:: TASK OBJECTIVE ::
Please set down all the lines beneath this one exactly, without the pictures.

(Data tied to figure images)
◇ ◇ ◇
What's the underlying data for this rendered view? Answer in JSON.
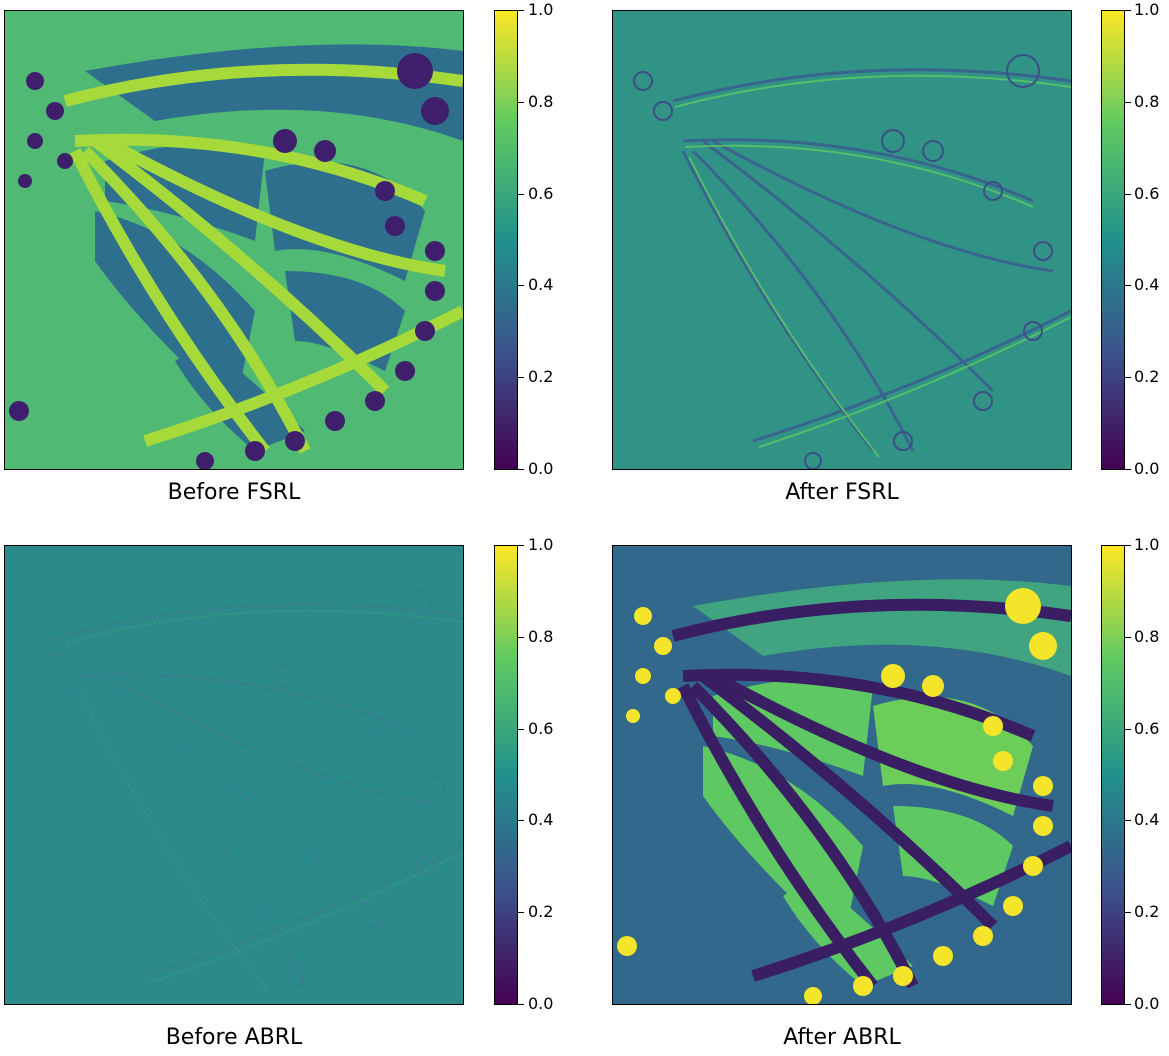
{
  "figure": {
    "panels": [
      {
        "caption": "Before FSRL",
        "style": "before-fsrl",
        "colorbar_ticks": [
          "0.0",
          "0.2",
          "0.4",
          "0.6",
          "0.8",
          "1.0"
        ]
      },
      {
        "caption": "After FSRL",
        "style": "after-fsrl",
        "colorbar_ticks": [
          "0.0",
          "0.2",
          "0.4",
          "0.6",
          "0.8",
          "1.0"
        ]
      },
      {
        "caption": "Before ABRL",
        "style": "before-abrl",
        "colorbar_ticks": [
          "0.0",
          "0.2",
          "0.4",
          "0.6",
          "0.8",
          "1.0"
        ]
      },
      {
        "caption": "After ABRL",
        "style": "after-abrl",
        "colorbar_ticks": [
          "0.0",
          "0.2",
          "0.4",
          "0.6",
          "0.8",
          "1.0"
        ]
      }
    ],
    "colormap": "viridis",
    "colors": {
      "viridis_0": "#440154",
      "viridis_25": "#3b528b",
      "viridis_50": "#21918c",
      "viridis_75": "#5ec962",
      "viridis_100": "#fde725"
    }
  }
}
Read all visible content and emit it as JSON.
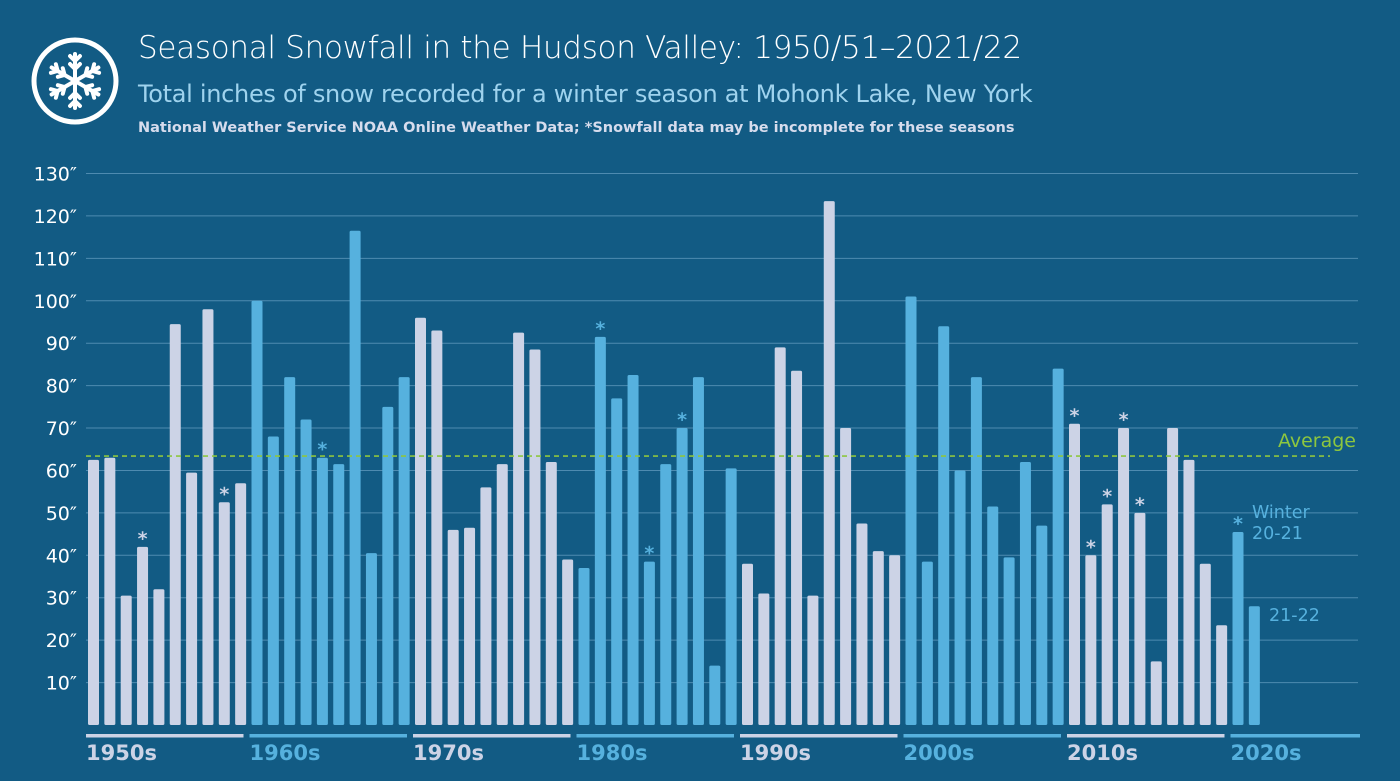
◇ ◇ ◇
:: OUTPUT OF THE EXERCISE ::
What's the underlying data for this rendered view? Answer in JSON.
{
  "figure": {
    "panels": [
      {
        "caption": "Before FSRL",
        "style": "before-fsrl",
        "colorbar_ticks": [
          "0.0",
          "0.2",
          "0.4",
          "0.6",
          "0.8",
          "1.0"
        ]
      },
      {
        "caption": "After FSRL",
        "style": "after-fsrl",
        "colorbar_ticks": [
          "0.0",
          "0.2",
          "0.4",
          "0.6",
          "0.8",
          "1.0"
        ]
      },
      {
        "caption": "Before ABRL",
        "style": "before-abrl",
        "colorbar_ticks": [
          "0.0",
          "0.2",
          "0.4",
          "0.6",
          "0.8",
          "1.0"
        ]
      },
      {
        "caption": "After ABRL",
        "style": "after-abrl",
        "colorbar_ticks": [
          "0.0",
          "0.2",
          "0.4",
          "0.6",
          "0.8",
          "1.0"
        ]
      }
    ],
    "colormap": "viridis",
    "colors": {
      "viridis_0": "#440154",
      "viridis_25": "#3b528b",
      "viridis_50": "#21918c",
      "viridis_75": "#5ec962",
      "viridis_100": "#fde725"
    }
  }
}
Read all visible content and emit it as JSON.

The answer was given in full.